▶ WHAT NEEDS TO BE DONE: The listing below is to be output in its exact form.

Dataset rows
◇ ◇ ◇

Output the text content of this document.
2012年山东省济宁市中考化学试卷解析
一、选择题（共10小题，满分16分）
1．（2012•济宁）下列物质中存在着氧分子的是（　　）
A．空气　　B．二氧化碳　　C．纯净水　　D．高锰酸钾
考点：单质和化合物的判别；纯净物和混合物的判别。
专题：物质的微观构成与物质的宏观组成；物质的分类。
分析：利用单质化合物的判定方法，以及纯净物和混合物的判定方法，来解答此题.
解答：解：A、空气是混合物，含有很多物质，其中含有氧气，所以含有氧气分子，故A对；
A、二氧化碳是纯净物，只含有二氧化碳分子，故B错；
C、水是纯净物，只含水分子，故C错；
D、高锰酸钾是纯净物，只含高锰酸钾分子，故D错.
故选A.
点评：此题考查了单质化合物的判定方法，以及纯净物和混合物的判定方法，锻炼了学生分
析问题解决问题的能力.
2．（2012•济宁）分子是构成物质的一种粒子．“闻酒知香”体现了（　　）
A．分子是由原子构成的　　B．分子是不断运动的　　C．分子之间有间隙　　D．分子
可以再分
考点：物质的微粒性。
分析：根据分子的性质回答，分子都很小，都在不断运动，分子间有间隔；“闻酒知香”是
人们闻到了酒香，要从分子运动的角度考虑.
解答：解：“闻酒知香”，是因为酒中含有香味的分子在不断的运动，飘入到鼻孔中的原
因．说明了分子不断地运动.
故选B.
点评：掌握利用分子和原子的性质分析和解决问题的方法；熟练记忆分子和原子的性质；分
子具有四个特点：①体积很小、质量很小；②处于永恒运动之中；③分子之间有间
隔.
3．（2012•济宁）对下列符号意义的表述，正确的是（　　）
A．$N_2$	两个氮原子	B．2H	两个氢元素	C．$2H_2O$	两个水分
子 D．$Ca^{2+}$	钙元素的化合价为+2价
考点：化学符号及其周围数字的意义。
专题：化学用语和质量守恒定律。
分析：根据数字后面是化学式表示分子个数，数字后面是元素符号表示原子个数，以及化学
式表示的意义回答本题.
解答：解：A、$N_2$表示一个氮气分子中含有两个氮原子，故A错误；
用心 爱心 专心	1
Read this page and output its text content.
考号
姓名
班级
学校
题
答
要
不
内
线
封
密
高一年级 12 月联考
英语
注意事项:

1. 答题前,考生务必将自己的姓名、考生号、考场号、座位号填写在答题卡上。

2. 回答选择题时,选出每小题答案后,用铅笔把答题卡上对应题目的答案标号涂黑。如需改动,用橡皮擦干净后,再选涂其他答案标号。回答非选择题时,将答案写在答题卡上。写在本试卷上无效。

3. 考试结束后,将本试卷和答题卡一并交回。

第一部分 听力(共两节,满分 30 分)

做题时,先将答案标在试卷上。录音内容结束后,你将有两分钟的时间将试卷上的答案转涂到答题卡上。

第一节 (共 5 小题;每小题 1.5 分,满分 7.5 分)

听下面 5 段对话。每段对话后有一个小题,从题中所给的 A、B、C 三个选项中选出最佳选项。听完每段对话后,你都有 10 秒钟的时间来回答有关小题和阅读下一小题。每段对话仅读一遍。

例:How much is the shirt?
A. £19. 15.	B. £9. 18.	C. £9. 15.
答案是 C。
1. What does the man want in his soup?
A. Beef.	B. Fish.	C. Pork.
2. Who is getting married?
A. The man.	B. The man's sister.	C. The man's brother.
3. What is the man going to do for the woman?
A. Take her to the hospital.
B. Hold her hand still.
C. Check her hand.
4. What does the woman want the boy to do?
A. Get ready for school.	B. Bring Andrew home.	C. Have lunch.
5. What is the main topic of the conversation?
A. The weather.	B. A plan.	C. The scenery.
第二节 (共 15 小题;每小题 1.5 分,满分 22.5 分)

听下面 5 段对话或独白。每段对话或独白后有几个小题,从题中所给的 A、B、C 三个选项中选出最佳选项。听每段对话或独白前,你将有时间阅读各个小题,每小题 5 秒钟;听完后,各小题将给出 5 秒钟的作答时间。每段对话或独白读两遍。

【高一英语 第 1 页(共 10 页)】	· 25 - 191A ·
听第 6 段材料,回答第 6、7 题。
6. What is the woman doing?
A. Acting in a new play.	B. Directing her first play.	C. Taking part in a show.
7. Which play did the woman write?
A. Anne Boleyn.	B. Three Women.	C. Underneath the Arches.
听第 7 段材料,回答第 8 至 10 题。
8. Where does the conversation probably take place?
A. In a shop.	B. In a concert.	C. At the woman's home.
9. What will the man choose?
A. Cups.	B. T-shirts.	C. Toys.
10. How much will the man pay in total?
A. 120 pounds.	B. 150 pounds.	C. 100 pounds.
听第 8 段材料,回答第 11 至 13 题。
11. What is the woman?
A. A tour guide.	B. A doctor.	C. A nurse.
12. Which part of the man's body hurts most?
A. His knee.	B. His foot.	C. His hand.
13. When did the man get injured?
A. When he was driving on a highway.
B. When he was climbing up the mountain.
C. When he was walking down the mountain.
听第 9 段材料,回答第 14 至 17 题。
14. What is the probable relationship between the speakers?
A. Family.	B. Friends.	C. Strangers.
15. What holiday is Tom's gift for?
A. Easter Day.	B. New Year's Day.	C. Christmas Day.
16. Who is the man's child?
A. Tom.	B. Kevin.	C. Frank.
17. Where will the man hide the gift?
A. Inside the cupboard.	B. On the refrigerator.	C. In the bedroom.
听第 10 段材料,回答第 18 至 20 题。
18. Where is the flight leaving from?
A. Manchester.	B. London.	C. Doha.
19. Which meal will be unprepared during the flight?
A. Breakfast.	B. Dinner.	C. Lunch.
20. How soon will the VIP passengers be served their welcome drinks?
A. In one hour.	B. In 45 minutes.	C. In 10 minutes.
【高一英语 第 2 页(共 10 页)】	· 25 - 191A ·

◇ ◇ ◇

▶ SOLUTION FOR THIS TASK:
Output the text content of this document.
2012年山东省济宁市中考化学试卷解析
一、选择题（共10小题，满分16分）
1．（2012•济宁）下列物质中存在着氧分子的是（　　）
A．空气　　B．二氧化碳　　C．纯净水　　D．高锰酸钾
考点：单质和化合物的判别；纯净物和混合物的判别。
专题：物质的微观构成与物质的宏观组成；物质的分类。
分析：利用单质化合物的判定方法，以及纯净物和混合物的判定方法，来解答此题.
解答：解：A、空气是混合物，含有很多物质，其中含有氧气，所以含有氧气分子，故A对；
A、二氧化碳是纯净物，只含有二氧化碳分子，故B错；
C、水是纯净物，只含水分子，故C错；
D、高锰酸钾是纯净物，只含高锰酸钾分子，故D错.
故选A.
点评：此题考查了单质化合物的判定方法，以及纯净物和混合物的判定方法，锻炼了学生分
析问题解决问题的能力.
2．（2012•济宁）分子是构成物质的一种粒子．“闻酒知香”体现了（　　）
A．分子是由原子构成的　　B．分子是不断运动的　　C．分子之间有间隙　　D．分子
可以再分
考点：物质的微粒性。
分析：根据分子的性质回答，分子都很小，都在不断运动，分子间有间隔；“闻酒知香”是
人们闻到了酒香，要从分子运动的角度考虑.
解答：解：“闻酒知香”，是因为酒中含有香味的分子在不断的运动，飘入到鼻孔中的原
因．说明了分子不断地运动.
故选B.
点评：掌握利用分子和原子的性质分析和解决问题的方法；熟练记忆分子和原子的性质；分
子具有四个特点：①体积很小、质量很小；②处于永恒运动之中；③分子之间有间
隔.
3．（2012•济宁）对下列符号意义的表述，正确的是（　　）
A．$N_2$	两个氮原子	B．2H	两个氢元素	C．$2H_2O$	两个水分
子 D．$Ca^{2+}$	钙元素的化合价为+2价
考点：化学符号及其周围数字的意义。
专题：化学用语和质量守恒定律。
分析：根据数字后面是化学式表示分子个数，数字后面是元素符号表示原子个数，以及化学
式表示的意义回答本题.
解答：解：A、$N_2$表示一个氮气分子中含有两个氮原子，故A错误；
用心 爱心 专心	1
Read this page and output its text content.
考号
姓名
班级
学校
题
答
要
不
内
线
封
密
高一年级 12 月联考
英语
注意事项:

1. 答题前,考生务必将自己的姓名、考生号、考场号、座位号填写在答题卡上。

2. 回答选择题时,选出每小题答案后,用铅笔把答题卡上对应题目的答案标号涂黑。如需改动,用橡皮擦干净后,再选涂其他答案标号。回答非选择题时,将答案写在答题卡上。写在本试卷上无效。

3. 考试结束后,将本试卷和答题卡一并交回。

第一部分 听力(共两节,满分 30 分)

做题时,先将答案标在试卷上。录音内容结束后,你将有两分钟的时间将试卷上的答案转涂到答题卡上。

第一节 (共 5 小题;每小题 1.5 分,满分 7.5 分)

听下面 5 段对话。每段对话后有一个小题,从题中所给的 A、B、C 三个选项中选出最佳选项。听完每段对话后,你都有 10 秒钟的时间来回答有关小题和阅读下一小题。每段对话仅读一遍。

例:How much is the shirt?
A. £19. 15.	B. £9. 18.	C. £9. 15.
答案是 C。
1. What does the man want in his soup?
A. Beef.	B. Fish.	C. Pork.
2. Who is getting married?
A. The man.	B. The man's sister.	C. The man's brother.
3. What is the man going to do for the woman?
A. Take her to the hospital.
B. Hold her hand still.
C. Check her hand.
4. What does the woman want the boy to do?
A. Get ready for school.	B. Bring Andrew home.	C. Have lunch.
5. What is the main topic of the conversation?
A. The weather.	B. A plan.	C. The scenery.
第二节 (共 15 小题;每小题 1.5 分,满分 22.5 分)

听下面 5 段对话或独白。每段对话或独白后有几个小题,从题中所给的 A、B、C 三个选项中选出最佳选项。听每段对话或独白前,你将有时间阅读各个小题,每小题 5 秒钟;听完后,各小题将给出 5 秒钟的作答时间。每段对话或独白读两遍。

【高一英语 第 1 页(共 10 页)】	· 25 - 191A ·
听第 6 段材料,回答第 6、7 题。
6. What is the woman doing?
A. Acting in a new play.	B. Directing her first play.	C. Taking part in a show.
7. Which play did the woman write?
A. Anne Boleyn.	B. Three Women.	C. Underneath the Arches.
听第 7 段材料,回答第 8 至 10 题。
8. Where does the conversation probably take place?
A. In a shop.	B. In a concert.	C. At the woman's home.
9. What will the man choose?
A. Cups.	B. T-shirts.	C. Toys.
10. How much will the man pay in total?
A. 120 pounds.	B. 150 pounds.	C. 100 pounds.
听第 8 段材料,回答第 11 至 13 题。
11. What is the woman?
A. A tour guide.	B. A doctor.	C. A nurse.
12. Which part of the man's body hurts most?
A. His knee.	B. His foot.	C. His hand.
13. When did the man get injured?
A. When he was driving on a highway.
B. When he was climbing up the mountain.
C. When he was walking down the mountain.
听第 9 段材料,回答第 14 至 17 题。
14. What is the probable relationship between the speakers?
A. Family.	B. Friends.	C. Strangers.
15. What holiday is Tom's gift for?
A. Easter Day.	B. New Year's Day.	C. Christmas Day.
16. Who is the man's child?
A. Tom.	B. Kevin.	C. Frank.
17. Where will the man hide the gift?
A. Inside the cupboard.	B. On the refrigerator.	C. In the bedroom.
听第 10 段材料,回答第 18 至 20 题。
18. Where is the flight leaving from?
A. Manchester.	B. London.	C. Doha.
19. Which meal will be unprepared during the flight?
A. Breakfast.	B. Dinner.	C. Lunch.
20. How soon will the VIP passengers be served their welcome drinks?
A. In one hour.	B. In 45 minutes.	C. In 10 minutes.
【高一英语 第 2 页(共 10 页)】	· 25 - 191A ·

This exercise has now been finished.